[start]

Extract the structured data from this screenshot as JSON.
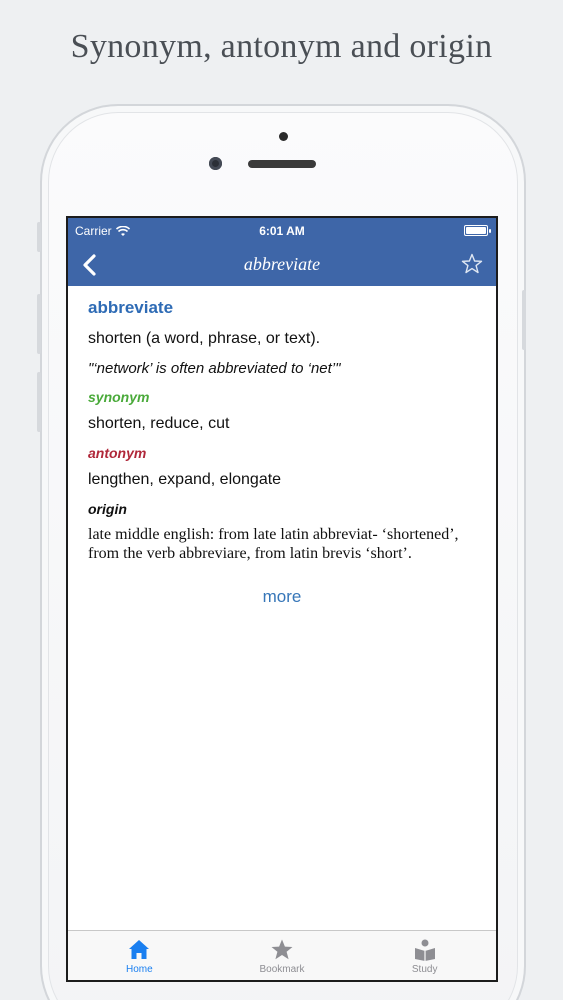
{
  "headline": "Synonym, antonym and origin",
  "status_bar": {
    "carrier": "Carrier",
    "time": "6:01 AM"
  },
  "nav": {
    "title": "abbreviate",
    "back_icon": "chevron-left-icon",
    "bookmark_icon": "star-outline-icon"
  },
  "entry": {
    "word": "abbreviate",
    "definition": "shorten (a word, phrase, or text).",
    "example": "\"‘network’ is often abbreviated to ‘net’\"",
    "synonym_label": "synonym",
    "synonyms": "shorten, reduce, cut",
    "antonym_label": "antonym",
    "antonyms": "lengthen, expand, elongate",
    "origin_label": "origin",
    "origin": "late middle english: from late latin abbreviat- ‘shortened’, from the verb abbreviare, from latin brevis ‘short’.",
    "more_link": "more"
  },
  "tabs": [
    {
      "label": "Home",
      "icon": "home-icon",
      "active": true
    },
    {
      "label": "Bookmark",
      "icon": "star-icon",
      "active": false
    },
    {
      "label": "Study",
      "icon": "study-icon",
      "active": false
    }
  ],
  "colors": {
    "accent": "#3e66a8",
    "word": "#2e6bb5",
    "synonym": "#4aaa3a",
    "antonym": "#b0283a",
    "tab_active": "#1a7ff0"
  }
}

[end]

Exercise description:
Please set down each line of the data above exactly as written, without the pictures.

Task response:
Extract the structured data from this screenshot as JSON.
{
  "headline": "Synonym, antonym and origin",
  "status_bar": {
    "carrier": "Carrier",
    "time": "6:01 AM"
  },
  "nav": {
    "title": "abbreviate",
    "back_icon": "chevron-left-icon",
    "bookmark_icon": "star-outline-icon"
  },
  "entry": {
    "word": "abbreviate",
    "definition": "shorten (a word, phrase, or text).",
    "example": "\"‘network’ is often abbreviated to ‘net’\"",
    "synonym_label": "synonym",
    "synonyms": "shorten, reduce, cut",
    "antonym_label": "antonym",
    "antonyms": "lengthen, expand, elongate",
    "origin_label": "origin",
    "origin": "late middle english: from late latin abbreviat- ‘shortened’, from the verb abbreviare, from latin brevis ‘short’.",
    "more_link": "more"
  },
  "tabs": [
    {
      "label": "Home",
      "icon": "home-icon",
      "active": true
    },
    {
      "label": "Bookmark",
      "icon": "star-icon",
      "active": false
    },
    {
      "label": "Study",
      "icon": "study-icon",
      "active": false
    }
  ],
  "colors": {
    "accent": "#3e66a8",
    "word": "#2e6bb5",
    "synonym": "#4aaa3a",
    "antonym": "#b0283a",
    "tab_active": "#1a7ff0"
  }
}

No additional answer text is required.